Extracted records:
## Start

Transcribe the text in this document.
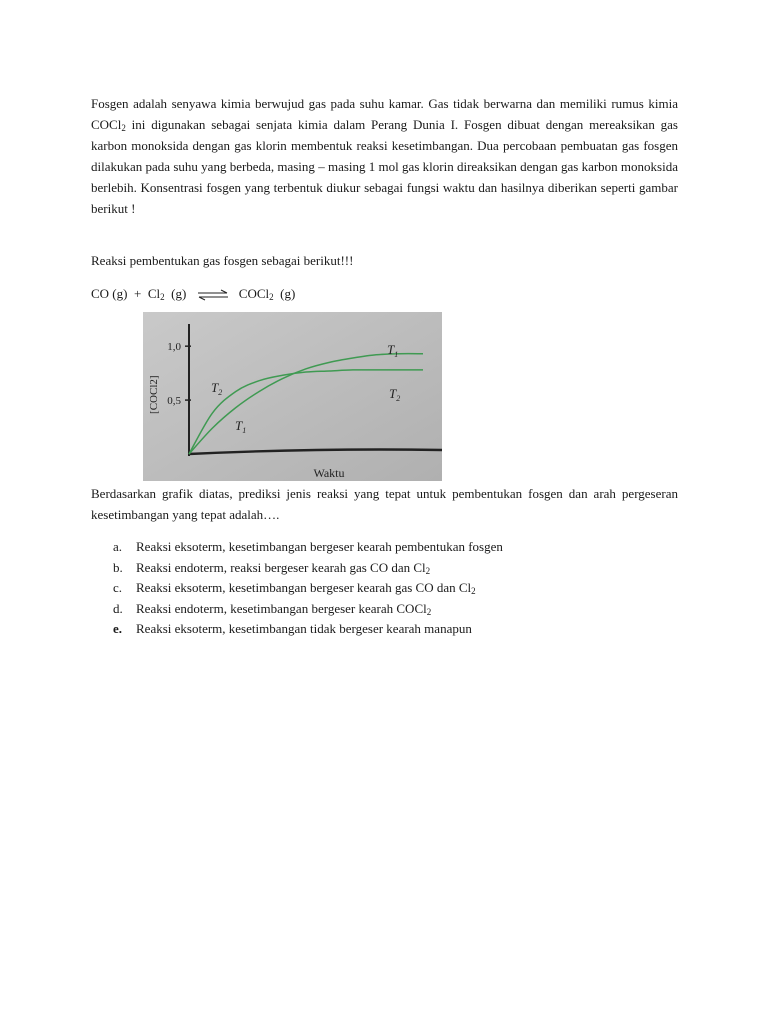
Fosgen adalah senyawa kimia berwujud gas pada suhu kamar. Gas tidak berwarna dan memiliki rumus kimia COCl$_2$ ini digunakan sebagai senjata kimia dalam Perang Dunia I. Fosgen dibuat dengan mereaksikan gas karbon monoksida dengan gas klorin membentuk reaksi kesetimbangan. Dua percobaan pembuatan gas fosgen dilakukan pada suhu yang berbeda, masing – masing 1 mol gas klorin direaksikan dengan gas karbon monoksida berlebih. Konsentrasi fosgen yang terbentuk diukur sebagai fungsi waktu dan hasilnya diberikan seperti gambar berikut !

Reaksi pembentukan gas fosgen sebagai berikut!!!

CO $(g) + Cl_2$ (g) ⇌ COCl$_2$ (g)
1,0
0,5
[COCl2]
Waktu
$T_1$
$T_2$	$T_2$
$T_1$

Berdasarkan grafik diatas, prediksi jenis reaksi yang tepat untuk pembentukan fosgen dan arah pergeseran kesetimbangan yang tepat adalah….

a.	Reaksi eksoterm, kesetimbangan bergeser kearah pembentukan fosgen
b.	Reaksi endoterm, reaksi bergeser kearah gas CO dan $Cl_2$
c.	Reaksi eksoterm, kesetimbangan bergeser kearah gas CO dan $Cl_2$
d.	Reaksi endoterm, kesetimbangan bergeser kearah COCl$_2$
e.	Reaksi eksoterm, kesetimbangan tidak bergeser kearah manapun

## End

TASK TO COMPLETE: Go through the entries above and copy every line containing "kearah".

OUTPUT BELOW:
a.	Reaksi eksoterm, kesetimbangan bergeser kearah pembentukan fosgen
b.	Reaksi endoterm, reaksi bergeser kearah gas CO dan $Cl_2$
c.	Reaksi eksoterm, kesetimbangan bergeser kearah gas CO dan $Cl_2$
d.	Reaksi endoterm, kesetimbangan bergeser kearah COCl$_2$
e.	Reaksi eksoterm, kesetimbangan tidak bergeser kearah manapun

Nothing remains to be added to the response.